- **JOB**:
Exactly as given, write out the lines from the one containing "Decode this image" through the end of the listing, with both ends included and nothing else.

%%

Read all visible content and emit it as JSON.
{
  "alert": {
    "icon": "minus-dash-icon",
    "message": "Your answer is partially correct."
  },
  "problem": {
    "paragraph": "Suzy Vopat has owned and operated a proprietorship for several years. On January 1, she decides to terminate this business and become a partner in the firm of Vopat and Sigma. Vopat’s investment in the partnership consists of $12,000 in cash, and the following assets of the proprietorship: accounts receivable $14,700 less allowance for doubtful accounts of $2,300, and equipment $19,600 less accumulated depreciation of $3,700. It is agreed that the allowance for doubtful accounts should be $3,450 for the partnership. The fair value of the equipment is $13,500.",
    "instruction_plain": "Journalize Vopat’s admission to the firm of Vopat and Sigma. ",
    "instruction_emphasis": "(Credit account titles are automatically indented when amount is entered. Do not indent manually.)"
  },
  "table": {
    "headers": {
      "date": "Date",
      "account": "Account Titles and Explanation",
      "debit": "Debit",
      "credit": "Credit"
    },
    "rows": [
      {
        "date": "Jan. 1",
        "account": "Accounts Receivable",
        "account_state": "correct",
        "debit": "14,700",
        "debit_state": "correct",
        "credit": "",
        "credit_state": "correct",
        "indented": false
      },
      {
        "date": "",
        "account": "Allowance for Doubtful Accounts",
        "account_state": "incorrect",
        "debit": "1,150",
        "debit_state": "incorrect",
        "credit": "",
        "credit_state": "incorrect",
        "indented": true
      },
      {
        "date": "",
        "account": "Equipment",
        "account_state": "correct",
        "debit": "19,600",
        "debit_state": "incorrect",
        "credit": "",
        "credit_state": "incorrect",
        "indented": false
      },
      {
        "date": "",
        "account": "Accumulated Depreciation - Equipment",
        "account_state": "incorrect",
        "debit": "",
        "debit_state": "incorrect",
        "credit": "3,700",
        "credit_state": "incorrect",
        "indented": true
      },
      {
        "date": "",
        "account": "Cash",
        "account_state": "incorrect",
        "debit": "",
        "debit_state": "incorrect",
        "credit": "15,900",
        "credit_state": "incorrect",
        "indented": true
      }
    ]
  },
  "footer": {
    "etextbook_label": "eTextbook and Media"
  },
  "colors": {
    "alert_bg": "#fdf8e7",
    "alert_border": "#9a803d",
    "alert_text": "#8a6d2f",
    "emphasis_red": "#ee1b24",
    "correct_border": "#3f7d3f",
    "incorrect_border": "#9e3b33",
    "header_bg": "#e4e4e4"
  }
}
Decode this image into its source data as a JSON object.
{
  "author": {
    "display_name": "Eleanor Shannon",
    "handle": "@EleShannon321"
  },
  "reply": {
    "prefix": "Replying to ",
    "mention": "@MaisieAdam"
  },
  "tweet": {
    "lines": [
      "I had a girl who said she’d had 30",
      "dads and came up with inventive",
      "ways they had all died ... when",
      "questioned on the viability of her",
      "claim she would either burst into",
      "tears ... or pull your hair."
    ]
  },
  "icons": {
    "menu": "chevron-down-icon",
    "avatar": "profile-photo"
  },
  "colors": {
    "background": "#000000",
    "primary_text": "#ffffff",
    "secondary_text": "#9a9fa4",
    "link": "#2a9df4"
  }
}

%%

- **SOLUTION FOR THIS EXERCISE**:
Decode this image into its source data as a JSON object.
{
  "author": {
    "display_name": "Eleanor Shannon",
    "handle": "@EleShannon321"
  },
  "reply": {
    "prefix": "Replying to ",
    "mention": "@MaisieAdam"
  },
  "tweet": {
    "lines": [
      "I had a girl who said she’d had 30",
      "dads and came up with inventive",
      "ways they had all died ... when",
      "questioned on the viability of her",
      "claim she would either burst into",
      "tears ... or pull your hair."
    ]
  },
  "icons": {
    "menu": "chevron-down-icon",
    "avatar": "profile-photo"
  },
  "colors": {
    "background": "#000000",
    "primary_text": "#ffffff",
    "secondary_text": "#9a9fa4",
    "link": "#2a9df4"
  }
}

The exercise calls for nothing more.